## WHAT TO DO
Can you reproduce, word for word, the lines from the start of the items through the line containing "legend-item[interactable]: HackaTeam —", including both ends?

======== LISTED ENTRIES ========

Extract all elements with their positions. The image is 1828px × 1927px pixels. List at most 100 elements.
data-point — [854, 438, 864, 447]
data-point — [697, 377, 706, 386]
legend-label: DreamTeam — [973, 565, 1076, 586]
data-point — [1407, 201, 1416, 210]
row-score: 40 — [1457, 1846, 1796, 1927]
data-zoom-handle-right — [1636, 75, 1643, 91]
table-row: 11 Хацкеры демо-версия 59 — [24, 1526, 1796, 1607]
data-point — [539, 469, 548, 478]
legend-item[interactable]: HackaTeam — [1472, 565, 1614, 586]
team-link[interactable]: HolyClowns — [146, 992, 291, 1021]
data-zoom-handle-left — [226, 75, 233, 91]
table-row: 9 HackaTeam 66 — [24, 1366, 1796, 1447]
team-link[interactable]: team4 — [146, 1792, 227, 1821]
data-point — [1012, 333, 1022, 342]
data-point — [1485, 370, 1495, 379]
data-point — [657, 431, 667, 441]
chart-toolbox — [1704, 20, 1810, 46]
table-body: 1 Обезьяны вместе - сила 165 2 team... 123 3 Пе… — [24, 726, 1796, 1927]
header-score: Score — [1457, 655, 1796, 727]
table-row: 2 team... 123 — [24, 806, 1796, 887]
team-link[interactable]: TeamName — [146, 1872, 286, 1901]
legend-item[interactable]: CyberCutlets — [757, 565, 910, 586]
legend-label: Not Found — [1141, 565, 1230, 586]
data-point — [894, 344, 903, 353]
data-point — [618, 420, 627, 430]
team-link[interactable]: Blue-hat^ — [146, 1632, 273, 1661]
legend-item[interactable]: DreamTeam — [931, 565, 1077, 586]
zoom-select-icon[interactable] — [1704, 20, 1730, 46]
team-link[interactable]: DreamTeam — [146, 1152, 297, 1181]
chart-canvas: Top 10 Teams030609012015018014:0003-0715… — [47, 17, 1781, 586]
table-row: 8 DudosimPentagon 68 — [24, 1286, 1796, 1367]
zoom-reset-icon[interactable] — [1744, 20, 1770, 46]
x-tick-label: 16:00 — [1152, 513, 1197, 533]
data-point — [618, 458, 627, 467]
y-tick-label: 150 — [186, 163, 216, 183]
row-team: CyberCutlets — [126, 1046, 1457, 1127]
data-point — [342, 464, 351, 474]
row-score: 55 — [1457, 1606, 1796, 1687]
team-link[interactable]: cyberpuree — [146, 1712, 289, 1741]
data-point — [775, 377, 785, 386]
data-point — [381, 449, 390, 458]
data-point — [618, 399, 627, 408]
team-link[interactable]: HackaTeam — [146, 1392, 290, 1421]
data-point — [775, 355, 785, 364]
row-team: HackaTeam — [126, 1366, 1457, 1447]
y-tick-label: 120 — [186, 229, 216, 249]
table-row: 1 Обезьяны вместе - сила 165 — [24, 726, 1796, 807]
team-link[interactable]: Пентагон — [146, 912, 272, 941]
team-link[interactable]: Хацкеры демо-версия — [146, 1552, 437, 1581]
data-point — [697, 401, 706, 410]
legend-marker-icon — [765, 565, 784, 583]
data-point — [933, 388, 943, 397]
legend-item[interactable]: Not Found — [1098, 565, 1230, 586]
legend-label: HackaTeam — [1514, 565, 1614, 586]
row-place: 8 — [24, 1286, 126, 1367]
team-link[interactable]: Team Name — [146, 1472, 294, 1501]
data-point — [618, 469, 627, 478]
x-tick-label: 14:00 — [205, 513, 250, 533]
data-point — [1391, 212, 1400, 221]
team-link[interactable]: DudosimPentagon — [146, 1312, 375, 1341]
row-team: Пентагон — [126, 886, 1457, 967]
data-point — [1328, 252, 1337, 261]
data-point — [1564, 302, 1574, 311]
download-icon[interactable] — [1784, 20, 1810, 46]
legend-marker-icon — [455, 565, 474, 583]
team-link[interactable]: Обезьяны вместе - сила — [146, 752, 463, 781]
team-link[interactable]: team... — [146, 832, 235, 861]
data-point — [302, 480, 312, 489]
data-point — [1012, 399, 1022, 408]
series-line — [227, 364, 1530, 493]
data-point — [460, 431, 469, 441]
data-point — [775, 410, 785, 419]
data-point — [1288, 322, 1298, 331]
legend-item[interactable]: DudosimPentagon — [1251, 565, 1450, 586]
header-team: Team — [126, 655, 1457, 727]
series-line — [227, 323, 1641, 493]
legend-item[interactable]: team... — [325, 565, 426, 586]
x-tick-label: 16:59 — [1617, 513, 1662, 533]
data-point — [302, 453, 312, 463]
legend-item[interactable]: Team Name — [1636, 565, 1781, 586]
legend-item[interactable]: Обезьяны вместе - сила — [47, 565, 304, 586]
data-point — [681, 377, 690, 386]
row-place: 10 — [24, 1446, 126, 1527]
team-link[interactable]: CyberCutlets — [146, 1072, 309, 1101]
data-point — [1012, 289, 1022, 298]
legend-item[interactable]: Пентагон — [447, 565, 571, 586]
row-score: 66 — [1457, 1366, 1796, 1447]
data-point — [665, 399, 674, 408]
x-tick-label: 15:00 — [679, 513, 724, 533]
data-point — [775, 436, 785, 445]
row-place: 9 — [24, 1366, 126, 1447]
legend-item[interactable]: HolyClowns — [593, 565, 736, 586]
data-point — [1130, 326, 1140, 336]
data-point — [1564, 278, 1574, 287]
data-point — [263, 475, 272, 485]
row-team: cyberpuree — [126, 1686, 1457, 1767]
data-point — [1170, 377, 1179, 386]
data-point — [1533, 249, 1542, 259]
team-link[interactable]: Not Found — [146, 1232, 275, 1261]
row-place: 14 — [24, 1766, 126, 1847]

========

## THE SOLUTION
Extract all elements with their positions. The image is 1828px × 1927px pixels. List at most 100 elements.
data-point — [854, 438, 864, 447]
data-point — [697, 377, 706, 386]
legend-label: DreamTeam — [973, 565, 1076, 586]
data-point — [1407, 201, 1416, 210]
row-score: 40 — [1457, 1846, 1796, 1927]
data-zoom-handle-right — [1636, 75, 1643, 91]
table-row: 11 Хацкеры демо-версия 59 — [24, 1526, 1796, 1607]
data-point — [539, 469, 548, 478]
legend-item[interactable]: HackaTeam — [1472, 565, 1614, 586]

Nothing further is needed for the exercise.